What to produce>
Look through the lines below and extract any with the word "tecla".
===
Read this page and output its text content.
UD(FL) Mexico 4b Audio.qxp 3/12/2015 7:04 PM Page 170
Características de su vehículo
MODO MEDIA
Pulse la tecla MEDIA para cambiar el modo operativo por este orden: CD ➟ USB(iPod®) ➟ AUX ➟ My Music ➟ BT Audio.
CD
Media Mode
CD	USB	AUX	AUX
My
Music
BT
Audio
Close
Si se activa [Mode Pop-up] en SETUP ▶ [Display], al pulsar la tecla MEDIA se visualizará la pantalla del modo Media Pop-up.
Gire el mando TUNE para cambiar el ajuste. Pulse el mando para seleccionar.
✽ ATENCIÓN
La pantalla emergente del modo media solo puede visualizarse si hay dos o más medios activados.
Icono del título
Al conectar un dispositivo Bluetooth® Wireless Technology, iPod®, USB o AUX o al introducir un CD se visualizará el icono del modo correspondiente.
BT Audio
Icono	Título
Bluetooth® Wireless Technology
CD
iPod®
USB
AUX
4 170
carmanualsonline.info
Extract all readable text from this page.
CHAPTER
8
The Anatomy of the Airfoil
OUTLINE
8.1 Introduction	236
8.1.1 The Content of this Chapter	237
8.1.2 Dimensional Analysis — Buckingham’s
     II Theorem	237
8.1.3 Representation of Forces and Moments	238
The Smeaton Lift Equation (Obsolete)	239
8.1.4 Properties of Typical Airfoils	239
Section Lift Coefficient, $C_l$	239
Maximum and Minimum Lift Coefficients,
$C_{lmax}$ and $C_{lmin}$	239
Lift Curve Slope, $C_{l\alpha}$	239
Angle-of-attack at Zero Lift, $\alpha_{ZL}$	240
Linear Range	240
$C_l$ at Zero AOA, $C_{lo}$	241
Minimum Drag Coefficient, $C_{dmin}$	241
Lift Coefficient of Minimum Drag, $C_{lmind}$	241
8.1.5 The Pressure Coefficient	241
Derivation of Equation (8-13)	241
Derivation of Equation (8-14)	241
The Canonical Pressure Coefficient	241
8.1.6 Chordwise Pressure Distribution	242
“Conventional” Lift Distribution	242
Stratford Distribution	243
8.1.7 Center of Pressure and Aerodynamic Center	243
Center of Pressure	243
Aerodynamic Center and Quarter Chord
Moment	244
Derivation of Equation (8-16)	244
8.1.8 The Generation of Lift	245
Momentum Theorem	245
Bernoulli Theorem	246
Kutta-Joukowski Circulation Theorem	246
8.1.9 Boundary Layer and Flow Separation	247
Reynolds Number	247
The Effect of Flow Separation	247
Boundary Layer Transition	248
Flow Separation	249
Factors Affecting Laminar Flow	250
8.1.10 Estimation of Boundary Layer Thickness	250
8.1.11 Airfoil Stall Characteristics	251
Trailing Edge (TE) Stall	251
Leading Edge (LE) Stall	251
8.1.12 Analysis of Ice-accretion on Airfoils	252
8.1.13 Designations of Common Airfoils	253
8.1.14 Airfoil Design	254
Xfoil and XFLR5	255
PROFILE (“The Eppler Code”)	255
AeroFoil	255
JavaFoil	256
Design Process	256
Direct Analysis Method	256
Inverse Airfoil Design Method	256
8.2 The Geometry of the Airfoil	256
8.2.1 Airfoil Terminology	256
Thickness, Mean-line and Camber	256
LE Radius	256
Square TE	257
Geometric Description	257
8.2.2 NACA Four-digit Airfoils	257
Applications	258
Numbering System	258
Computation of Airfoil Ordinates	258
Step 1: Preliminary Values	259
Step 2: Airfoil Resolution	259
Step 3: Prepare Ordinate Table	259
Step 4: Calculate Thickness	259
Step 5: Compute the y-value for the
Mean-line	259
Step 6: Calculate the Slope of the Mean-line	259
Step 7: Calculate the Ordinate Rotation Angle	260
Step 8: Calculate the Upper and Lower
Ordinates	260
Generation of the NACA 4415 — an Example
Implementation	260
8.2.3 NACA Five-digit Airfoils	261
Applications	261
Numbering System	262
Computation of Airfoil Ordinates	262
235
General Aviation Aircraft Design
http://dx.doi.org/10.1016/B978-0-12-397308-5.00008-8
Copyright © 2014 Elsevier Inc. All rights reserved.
===
Written answer>
Pulse la tecla MEDIA para cambiar el modo operativo por este orden: CD ➟ USB(iPod®) ➟ AUX ➟ My Music ➟ BT Audio.
Si se activa [Mode Pop-up] en SETUP ▶ [Display], al pulsar la tecla MEDIA se visualizará la pantalla del modo Media Pop-up.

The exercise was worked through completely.